Figure record listings
* START *

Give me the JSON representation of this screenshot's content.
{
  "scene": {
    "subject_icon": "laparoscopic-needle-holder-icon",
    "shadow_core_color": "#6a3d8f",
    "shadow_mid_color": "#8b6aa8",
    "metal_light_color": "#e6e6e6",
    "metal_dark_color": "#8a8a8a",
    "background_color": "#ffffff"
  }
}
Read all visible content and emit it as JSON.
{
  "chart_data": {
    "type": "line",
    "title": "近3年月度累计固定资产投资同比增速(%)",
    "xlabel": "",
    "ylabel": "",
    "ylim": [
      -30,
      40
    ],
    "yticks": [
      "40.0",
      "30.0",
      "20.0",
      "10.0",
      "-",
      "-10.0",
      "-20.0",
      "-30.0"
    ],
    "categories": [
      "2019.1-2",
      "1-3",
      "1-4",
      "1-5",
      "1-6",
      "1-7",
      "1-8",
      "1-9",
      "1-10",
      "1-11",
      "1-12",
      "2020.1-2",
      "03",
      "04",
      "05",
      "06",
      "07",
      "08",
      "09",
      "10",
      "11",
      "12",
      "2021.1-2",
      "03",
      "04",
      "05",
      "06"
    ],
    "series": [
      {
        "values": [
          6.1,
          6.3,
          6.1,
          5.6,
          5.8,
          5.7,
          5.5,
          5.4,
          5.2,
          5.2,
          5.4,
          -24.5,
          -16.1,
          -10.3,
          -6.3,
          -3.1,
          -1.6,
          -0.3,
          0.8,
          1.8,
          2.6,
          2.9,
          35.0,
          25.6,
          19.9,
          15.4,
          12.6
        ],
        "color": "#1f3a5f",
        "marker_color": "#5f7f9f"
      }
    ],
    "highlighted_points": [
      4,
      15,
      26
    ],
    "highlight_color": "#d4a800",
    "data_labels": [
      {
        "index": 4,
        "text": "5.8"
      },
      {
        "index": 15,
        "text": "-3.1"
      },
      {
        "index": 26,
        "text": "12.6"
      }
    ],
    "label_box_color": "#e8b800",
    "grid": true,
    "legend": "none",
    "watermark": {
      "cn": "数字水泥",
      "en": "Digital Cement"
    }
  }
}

* END *

> [TASK GOAL]
Filter the records, keeping only lines that contain "content", and show those lines.

> [WRITTEN REPLY]
Give me the JSON representation of this screenshot's content.
Read all visible content and emit it as JSON.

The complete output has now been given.